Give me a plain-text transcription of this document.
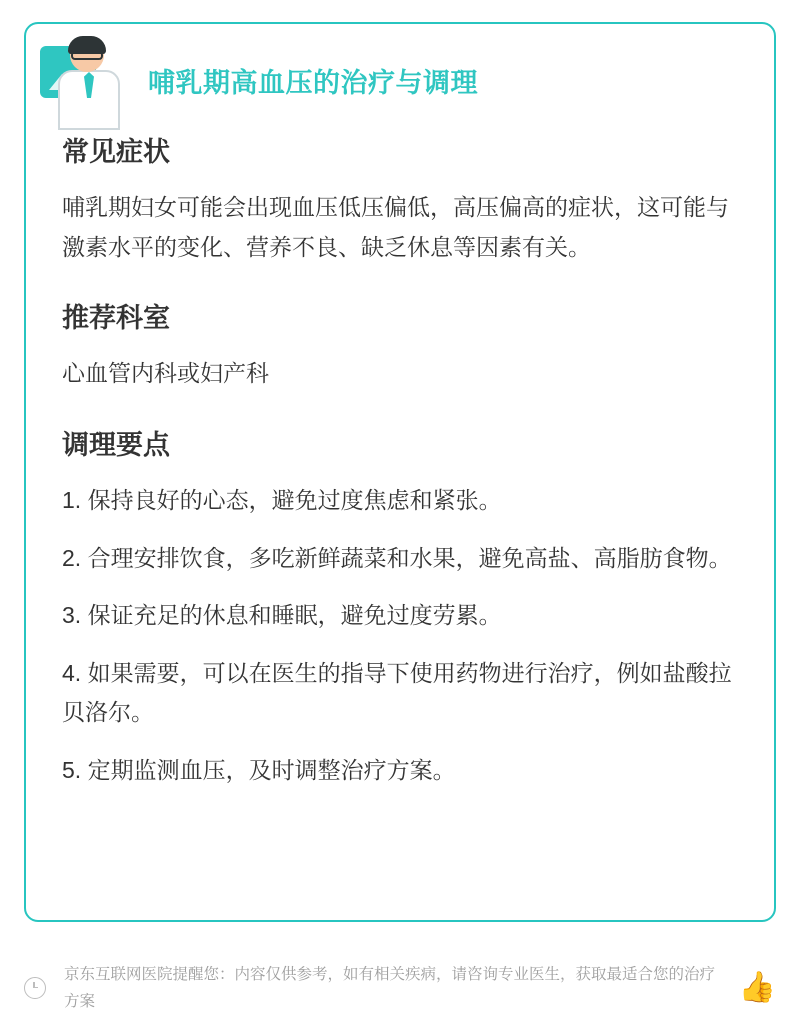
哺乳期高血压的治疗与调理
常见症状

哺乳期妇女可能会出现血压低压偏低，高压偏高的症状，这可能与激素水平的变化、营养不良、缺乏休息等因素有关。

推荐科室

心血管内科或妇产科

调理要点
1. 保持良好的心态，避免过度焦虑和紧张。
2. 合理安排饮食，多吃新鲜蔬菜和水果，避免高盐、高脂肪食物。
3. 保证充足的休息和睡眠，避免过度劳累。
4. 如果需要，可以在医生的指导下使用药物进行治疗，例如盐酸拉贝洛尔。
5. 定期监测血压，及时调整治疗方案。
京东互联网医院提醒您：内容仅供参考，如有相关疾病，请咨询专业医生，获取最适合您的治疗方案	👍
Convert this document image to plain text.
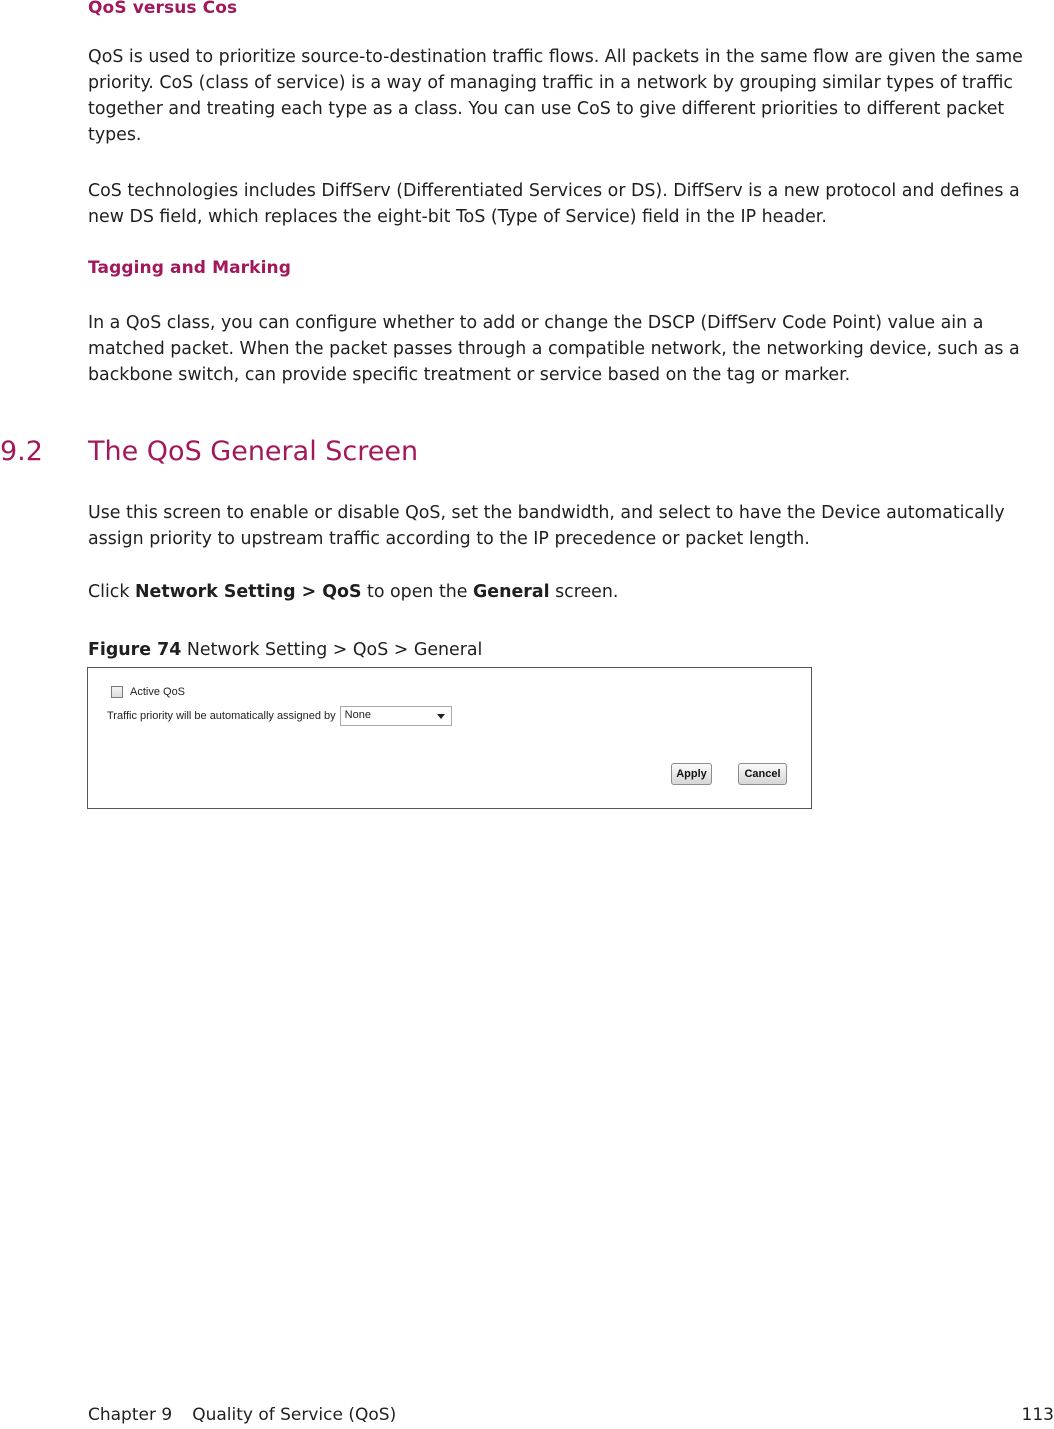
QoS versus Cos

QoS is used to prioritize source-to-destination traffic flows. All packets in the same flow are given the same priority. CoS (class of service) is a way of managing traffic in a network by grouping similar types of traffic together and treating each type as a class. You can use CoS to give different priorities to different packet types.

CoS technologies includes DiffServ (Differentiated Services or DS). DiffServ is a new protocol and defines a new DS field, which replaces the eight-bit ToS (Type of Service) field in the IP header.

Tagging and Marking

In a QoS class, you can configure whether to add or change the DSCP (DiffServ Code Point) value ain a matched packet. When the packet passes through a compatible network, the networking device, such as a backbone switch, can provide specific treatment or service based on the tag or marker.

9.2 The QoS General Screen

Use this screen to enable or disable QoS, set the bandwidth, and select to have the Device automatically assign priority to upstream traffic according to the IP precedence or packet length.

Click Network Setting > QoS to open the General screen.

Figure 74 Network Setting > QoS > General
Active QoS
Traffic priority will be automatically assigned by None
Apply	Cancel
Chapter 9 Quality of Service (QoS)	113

REQUIREMENT: Where a line in the entries holds the word "priority", copy that line.

SOLUTION TO THIS PROBLEM:
QoS is used to prioritize source-to-destination traffic flows. All packets in the same flow are given the same priority. CoS (class of service) is a way of managing traffic in a network by grouping similar types of traffic together and treating each type as a class. You can use CoS to give different priorities to different packet types.
Use this screen to enable or disable QoS, set the bandwidth, and select to have the Device automatically assign priority to upstream traffic according to the IP precedence or packet length.
Traffic priority will be automatically assigned by None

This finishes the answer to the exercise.